• [Data for the task]
* * * * *

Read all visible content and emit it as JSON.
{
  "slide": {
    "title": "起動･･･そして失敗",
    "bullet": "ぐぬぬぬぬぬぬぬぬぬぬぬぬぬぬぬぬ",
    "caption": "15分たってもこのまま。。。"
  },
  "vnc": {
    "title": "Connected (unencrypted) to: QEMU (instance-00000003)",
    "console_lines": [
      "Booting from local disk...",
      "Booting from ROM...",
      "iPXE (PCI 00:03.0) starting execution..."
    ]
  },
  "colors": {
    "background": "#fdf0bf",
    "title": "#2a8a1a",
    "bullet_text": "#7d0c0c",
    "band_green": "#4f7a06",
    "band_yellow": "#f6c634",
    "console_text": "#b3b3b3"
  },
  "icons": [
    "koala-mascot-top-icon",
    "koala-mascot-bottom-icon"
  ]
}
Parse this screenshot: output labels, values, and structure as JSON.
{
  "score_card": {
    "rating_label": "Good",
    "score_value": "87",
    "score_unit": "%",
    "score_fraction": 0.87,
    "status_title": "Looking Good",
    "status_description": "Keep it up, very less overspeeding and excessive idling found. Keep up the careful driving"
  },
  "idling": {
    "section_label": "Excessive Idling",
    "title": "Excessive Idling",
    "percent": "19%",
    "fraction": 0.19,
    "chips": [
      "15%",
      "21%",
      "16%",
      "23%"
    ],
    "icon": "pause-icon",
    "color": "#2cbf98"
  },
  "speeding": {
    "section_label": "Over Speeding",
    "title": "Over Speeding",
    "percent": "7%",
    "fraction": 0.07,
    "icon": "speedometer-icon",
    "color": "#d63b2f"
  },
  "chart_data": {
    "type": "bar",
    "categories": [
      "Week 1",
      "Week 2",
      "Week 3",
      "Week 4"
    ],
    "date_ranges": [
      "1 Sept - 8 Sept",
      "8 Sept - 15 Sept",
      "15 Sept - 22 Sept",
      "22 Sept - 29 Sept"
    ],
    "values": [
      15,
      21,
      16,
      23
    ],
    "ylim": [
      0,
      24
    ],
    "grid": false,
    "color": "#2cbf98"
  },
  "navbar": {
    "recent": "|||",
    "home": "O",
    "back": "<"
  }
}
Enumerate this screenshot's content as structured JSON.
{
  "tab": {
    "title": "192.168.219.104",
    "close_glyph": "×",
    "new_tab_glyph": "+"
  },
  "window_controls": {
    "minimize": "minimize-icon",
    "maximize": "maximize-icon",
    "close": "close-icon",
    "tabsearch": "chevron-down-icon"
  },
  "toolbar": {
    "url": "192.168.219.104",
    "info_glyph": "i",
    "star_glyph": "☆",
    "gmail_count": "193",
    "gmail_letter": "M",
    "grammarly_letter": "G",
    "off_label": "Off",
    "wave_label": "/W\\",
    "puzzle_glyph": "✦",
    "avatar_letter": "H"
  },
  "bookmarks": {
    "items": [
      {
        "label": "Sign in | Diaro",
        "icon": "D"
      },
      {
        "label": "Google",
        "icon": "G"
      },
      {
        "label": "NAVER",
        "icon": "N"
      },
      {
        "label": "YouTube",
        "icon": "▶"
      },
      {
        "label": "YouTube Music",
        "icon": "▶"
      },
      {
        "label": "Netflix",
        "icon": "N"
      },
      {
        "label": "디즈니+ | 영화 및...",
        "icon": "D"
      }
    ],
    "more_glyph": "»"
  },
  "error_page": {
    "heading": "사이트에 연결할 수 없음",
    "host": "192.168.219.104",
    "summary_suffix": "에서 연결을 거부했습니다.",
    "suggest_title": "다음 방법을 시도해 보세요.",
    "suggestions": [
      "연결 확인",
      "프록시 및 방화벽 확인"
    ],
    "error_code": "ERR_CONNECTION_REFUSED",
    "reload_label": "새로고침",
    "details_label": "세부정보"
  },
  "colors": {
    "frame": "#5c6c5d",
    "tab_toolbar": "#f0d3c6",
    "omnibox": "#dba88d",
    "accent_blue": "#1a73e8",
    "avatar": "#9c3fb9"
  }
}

* * * * *

• [Required task] Each record above should be returned exactly as it appears.

• [Completed exercise]
Read all visible content and emit it as JSON.
{
  "slide": {
    "title": "起動･･･そして失敗",
    "bullet": "ぐぬぬぬぬぬぬぬぬぬぬぬぬぬぬぬぬ",
    "caption": "15分たってもこのまま。。。"
  },
  "vnc": {
    "title": "Connected (unencrypted) to: QEMU (instance-00000003)",
    "console_lines": [
      "Booting from local disk...",
      "Booting from ROM...",
      "iPXE (PCI 00:03.0) starting execution..."
    ]
  },
  "colors": {
    "background": "#fdf0bf",
    "title": "#2a8a1a",
    "bullet_text": "#7d0c0c",
    "band_green": "#4f7a06",
    "band_yellow": "#f6c634",
    "console_text": "#b3b3b3"
  },
  "icons": [
    "koala-mascot-top-icon",
    "koala-mascot-bottom-icon"
  ]
}
Parse this screenshot: output labels, values, and structure as JSON.
{
  "score_card": {
    "rating_label": "Good",
    "score_value": "87",
    "score_unit": "%",
    "score_fraction": 0.87,
    "status_title": "Looking Good",
    "status_description": "Keep it up, very less overspeeding and excessive idling found. Keep up the careful driving"
  },
  "idling": {
    "section_label": "Excessive Idling",
    "title": "Excessive Idling",
    "percent": "19%",
    "fraction": 0.19,
    "chips": [
      "15%",
      "21%",
      "16%",
      "23%"
    ],
    "icon": "pause-icon",
    "color": "#2cbf98"
  },
  "speeding": {
    "section_label": "Over Speeding",
    "title": "Over Speeding",
    "percent": "7%",
    "fraction": 0.07,
    "icon": "speedometer-icon",
    "color": "#d63b2f"
  },
  "chart_data": {
    "type": "bar",
    "categories": [
      "Week 1",
      "Week 2",
      "Week 3",
      "Week 4"
    ],
    "date_ranges": [
      "1 Sept - 8 Sept",
      "8 Sept - 15 Sept",
      "15 Sept - 22 Sept",
      "22 Sept - 29 Sept"
    ],
    "values": [
      15,
      21,
      16,
      23
    ],
    "ylim": [
      0,
      24
    ],
    "grid": false,
    "color": "#2cbf98"
  },
  "navbar": {
    "recent": "|||",
    "home": "O",
    "back": "<"
  }
}
Enumerate this screenshot's content as structured JSON.
{
  "tab": {
    "title": "192.168.219.104",
    "close_glyph": "×",
    "new_tab_glyph": "+"
  },
  "window_controls": {
    "minimize": "minimize-icon",
    "maximize": "maximize-icon",
    "close": "close-icon",
    "tabsearch": "chevron-down-icon"
  },
  "toolbar": {
    "url": "192.168.219.104",
    "info_glyph": "i",
    "star_glyph": "☆",
    "gmail_count": "193",
    "gmail_letter": "M",
    "grammarly_letter": "G",
    "off_label": "Off",
    "wave_label": "/W\\",
    "puzzle_glyph": "✦",
    "avatar_letter": "H"
  },
  "bookmarks": {
    "items": [
      {
        "label": "Sign in | Diaro",
        "icon": "D"
      },
      {
        "label": "Google",
        "icon": "G"
      },
      {
        "label": "NAVER",
        "icon": "N"
      },
      {
        "label": "YouTube",
        "icon": "▶"
      },
      {
        "label": "YouTube Music",
        "icon": "▶"
      },
      {
        "label": "Netflix",
        "icon": "N"
      },
      {
        "label": "디즈니+ | 영화 및...",
        "icon": "D"
      }
    ],
    "more_glyph": "»"
  },
  "error_page": {
    "heading": "사이트에 연결할 수 없음",
    "host": "192.168.219.104",
    "summary_suffix": "에서 연결을 거부했습니다.",
    "suggest_title": "다음 방법을 시도해 보세요.",
    "suggestions": [
      "연결 확인",
      "프록시 및 방화벽 확인"
    ],
    "error_code": "ERR_CONNECTION_REFUSED",
    "reload_label": "새로고침",
    "details_label": "세부정보"
  },
  "colors": {
    "frame": "#5c6c5d",
    "tab_toolbar": "#f0d3c6",
    "omnibox": "#dba88d",
    "accent_blue": "#1a73e8",
    "avatar": "#9c3fb9"
  }
}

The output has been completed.